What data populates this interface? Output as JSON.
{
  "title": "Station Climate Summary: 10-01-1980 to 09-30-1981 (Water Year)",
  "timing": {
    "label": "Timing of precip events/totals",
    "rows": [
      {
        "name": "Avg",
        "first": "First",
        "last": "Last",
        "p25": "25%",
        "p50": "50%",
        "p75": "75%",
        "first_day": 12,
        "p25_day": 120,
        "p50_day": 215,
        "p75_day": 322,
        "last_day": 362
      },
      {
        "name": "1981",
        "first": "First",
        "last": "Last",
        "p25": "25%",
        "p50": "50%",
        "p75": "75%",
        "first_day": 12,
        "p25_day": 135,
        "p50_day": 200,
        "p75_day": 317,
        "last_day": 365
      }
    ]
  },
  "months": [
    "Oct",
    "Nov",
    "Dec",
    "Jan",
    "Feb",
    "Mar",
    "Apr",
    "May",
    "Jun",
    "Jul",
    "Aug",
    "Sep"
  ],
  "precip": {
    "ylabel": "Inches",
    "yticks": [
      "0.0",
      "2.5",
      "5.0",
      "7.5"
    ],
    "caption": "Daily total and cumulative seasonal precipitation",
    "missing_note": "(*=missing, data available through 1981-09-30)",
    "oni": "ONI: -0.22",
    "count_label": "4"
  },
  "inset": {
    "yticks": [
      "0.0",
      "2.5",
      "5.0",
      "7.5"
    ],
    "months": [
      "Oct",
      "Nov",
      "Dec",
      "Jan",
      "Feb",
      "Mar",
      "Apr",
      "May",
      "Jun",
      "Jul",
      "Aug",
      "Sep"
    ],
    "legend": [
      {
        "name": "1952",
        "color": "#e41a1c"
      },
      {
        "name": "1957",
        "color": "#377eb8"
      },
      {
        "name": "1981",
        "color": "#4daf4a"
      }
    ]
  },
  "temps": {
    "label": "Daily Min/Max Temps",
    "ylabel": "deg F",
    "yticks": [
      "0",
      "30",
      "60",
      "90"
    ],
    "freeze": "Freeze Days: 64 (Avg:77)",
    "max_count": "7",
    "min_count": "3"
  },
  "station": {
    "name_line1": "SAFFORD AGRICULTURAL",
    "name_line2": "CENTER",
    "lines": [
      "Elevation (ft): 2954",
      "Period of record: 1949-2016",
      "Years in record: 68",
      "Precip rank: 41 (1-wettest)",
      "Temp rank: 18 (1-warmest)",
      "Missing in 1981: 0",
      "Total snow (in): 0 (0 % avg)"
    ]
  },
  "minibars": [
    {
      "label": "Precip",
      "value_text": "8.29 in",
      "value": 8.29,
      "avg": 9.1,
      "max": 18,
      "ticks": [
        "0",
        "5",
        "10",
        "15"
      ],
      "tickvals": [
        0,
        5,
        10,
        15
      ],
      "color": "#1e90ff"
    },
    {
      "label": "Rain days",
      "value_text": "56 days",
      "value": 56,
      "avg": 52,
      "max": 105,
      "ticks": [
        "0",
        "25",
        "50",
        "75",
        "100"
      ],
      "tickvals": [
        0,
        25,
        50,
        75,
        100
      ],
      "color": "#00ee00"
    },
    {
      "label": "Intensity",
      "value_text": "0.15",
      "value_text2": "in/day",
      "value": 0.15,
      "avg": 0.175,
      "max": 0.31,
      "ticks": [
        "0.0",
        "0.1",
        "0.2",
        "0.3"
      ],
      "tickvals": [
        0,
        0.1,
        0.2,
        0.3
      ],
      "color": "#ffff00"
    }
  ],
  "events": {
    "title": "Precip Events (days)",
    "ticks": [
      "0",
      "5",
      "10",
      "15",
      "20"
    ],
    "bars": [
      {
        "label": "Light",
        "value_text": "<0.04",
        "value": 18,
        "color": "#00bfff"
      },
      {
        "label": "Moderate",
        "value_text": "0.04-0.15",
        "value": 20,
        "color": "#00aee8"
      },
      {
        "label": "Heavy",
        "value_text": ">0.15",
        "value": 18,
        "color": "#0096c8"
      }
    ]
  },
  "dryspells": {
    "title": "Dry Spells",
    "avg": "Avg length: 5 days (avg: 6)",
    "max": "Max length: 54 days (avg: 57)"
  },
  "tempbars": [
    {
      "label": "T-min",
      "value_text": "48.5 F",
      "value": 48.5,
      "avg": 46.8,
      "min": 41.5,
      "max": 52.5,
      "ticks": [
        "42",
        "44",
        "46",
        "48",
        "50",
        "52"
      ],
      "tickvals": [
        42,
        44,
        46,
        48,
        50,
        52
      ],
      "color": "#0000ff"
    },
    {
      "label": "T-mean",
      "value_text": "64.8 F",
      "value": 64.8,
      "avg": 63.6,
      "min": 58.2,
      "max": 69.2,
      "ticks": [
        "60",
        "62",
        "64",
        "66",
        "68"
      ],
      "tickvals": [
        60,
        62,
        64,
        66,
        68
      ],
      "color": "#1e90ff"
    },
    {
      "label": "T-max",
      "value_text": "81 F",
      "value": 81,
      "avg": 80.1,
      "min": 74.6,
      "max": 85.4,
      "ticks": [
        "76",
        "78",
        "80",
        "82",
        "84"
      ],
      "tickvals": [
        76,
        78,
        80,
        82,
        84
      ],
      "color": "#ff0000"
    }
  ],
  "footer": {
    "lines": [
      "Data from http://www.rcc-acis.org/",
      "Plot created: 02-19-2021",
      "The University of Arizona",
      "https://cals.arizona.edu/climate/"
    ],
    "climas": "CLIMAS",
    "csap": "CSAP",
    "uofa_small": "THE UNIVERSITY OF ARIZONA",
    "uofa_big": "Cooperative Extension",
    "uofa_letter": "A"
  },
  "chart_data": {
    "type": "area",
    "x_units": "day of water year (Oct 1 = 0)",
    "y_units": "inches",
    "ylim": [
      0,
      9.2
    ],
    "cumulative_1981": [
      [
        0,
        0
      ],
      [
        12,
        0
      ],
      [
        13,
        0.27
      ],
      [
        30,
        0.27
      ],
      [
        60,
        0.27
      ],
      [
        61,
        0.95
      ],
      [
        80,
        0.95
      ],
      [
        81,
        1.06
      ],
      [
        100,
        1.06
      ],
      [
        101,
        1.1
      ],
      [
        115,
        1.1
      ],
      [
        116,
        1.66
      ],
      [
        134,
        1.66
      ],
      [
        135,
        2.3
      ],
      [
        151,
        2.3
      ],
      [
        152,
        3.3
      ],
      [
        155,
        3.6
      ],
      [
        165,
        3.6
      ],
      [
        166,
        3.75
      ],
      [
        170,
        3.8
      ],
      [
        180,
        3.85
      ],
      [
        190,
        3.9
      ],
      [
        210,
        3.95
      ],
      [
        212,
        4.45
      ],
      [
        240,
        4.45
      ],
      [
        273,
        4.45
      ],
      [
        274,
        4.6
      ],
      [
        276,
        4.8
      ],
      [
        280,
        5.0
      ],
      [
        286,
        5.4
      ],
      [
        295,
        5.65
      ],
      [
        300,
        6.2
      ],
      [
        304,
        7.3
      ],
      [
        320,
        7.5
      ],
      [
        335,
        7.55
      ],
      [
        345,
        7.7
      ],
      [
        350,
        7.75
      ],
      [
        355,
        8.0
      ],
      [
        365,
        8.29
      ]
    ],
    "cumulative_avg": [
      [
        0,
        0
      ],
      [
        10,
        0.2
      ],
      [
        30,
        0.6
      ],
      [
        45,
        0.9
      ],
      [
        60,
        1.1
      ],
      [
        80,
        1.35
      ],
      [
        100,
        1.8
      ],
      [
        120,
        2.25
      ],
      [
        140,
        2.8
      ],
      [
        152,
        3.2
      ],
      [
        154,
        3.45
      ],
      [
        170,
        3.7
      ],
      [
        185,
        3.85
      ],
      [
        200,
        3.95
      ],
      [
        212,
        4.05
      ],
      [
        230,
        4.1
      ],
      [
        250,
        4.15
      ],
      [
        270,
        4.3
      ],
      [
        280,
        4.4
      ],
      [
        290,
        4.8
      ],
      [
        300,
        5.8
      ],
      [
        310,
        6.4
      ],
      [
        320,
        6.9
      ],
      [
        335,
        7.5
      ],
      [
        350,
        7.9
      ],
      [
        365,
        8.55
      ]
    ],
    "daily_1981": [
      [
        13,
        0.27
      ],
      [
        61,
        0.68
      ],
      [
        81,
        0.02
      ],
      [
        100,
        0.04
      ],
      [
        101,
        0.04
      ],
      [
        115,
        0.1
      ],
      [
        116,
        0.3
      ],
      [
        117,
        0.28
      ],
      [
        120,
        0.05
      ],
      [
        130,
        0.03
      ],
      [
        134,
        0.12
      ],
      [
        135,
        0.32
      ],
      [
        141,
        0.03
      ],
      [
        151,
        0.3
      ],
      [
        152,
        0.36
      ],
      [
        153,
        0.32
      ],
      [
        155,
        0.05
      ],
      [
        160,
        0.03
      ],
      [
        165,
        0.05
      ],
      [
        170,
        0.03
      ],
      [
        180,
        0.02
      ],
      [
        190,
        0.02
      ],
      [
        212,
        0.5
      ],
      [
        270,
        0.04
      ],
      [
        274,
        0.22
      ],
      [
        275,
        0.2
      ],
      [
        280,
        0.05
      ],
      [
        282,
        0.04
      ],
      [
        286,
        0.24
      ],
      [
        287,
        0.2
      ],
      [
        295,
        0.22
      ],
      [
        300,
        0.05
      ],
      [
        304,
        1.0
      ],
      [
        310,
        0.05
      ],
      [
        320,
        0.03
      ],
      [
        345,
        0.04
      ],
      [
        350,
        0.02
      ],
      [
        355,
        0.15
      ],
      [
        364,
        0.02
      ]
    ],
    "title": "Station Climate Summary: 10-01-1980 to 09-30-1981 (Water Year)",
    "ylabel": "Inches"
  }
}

# REQUEST:
Show each line in the entries that holds the string "record".

# WRITTEN RESPONSE:
      "Period of record: 1949-2016",
      "Years in record: 68",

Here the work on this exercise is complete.